Dataset records on visual material:
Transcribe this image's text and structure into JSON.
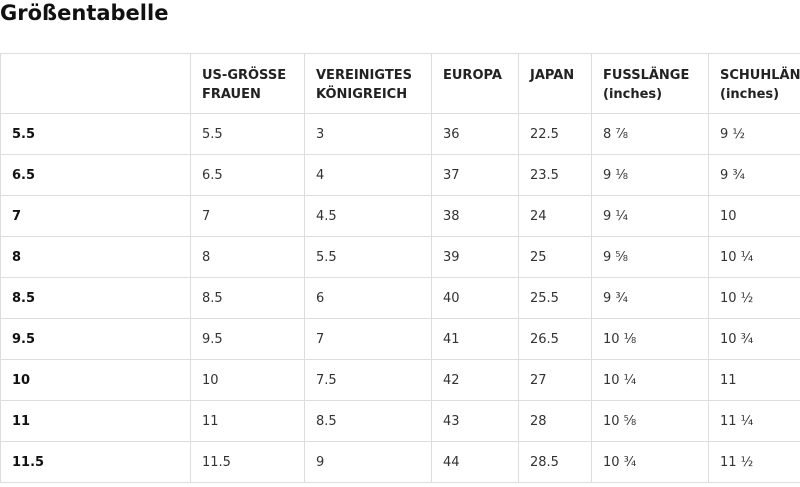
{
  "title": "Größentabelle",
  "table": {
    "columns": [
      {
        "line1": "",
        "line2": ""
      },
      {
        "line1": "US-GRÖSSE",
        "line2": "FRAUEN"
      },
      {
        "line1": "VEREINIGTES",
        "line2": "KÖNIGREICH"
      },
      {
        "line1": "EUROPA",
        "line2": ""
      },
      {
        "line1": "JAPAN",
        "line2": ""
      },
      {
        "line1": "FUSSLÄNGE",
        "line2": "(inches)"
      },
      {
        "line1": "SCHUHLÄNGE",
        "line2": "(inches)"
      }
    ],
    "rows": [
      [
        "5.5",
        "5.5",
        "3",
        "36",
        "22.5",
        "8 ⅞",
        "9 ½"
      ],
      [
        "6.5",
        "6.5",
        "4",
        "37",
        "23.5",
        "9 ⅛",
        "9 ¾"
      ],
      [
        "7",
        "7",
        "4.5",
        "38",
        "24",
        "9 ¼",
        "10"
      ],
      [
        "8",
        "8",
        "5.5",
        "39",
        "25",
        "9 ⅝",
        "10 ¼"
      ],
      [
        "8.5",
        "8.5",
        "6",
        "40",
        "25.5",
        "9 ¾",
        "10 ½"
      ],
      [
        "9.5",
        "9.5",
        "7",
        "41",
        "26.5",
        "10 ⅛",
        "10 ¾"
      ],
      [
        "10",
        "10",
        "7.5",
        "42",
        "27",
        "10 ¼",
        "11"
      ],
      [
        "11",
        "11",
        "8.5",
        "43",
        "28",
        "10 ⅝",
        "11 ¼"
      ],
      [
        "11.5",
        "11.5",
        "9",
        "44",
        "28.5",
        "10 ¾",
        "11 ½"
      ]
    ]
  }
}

Your task — Copy out all of the material exactly as written, without its pictures.

Exercise solution —
Transcribe this image's text and structure into JSON.
{
  "title": "Größentabelle",
  "table": {
    "columns": [
      {
        "line1": "",
        "line2": ""
      },
      {
        "line1": "US-GRÖSSE",
        "line2": "FRAUEN"
      },
      {
        "line1": "VEREINIGTES",
        "line2": "KÖNIGREICH"
      },
      {
        "line1": "EUROPA",
        "line2": ""
      },
      {
        "line1": "JAPAN",
        "line2": ""
      },
      {
        "line1": "FUSSLÄNGE",
        "line2": "(inches)"
      },
      {
        "line1": "SCHUHLÄNGE",
        "line2": "(inches)"
      }
    ],
    "rows": [
      [
        "5.5",
        "5.5",
        "3",
        "36",
        "22.5",
        "8 ⅞",
        "9 ½"
      ],
      [
        "6.5",
        "6.5",
        "4",
        "37",
        "23.5",
        "9 ⅛",
        "9 ¾"
      ],
      [
        "7",
        "7",
        "4.5",
        "38",
        "24",
        "9 ¼",
        "10"
      ],
      [
        "8",
        "8",
        "5.5",
        "39",
        "25",
        "9 ⅝",
        "10 ¼"
      ],
      [
        "8.5",
        "8.5",
        "6",
        "40",
        "25.5",
        "9 ¾",
        "10 ½"
      ],
      [
        "9.5",
        "9.5",
        "7",
        "41",
        "26.5",
        "10 ⅛",
        "10 ¾"
      ],
      [
        "10",
        "10",
        "7.5",
        "42",
        "27",
        "10 ¼",
        "11"
      ],
      [
        "11",
        "11",
        "8.5",
        "43",
        "28",
        "10 ⅝",
        "11 ¼"
      ],
      [
        "11.5",
        "11.5",
        "9",
        "44",
        "28.5",
        "10 ¾",
        "11 ½"
      ]
    ]
  }
}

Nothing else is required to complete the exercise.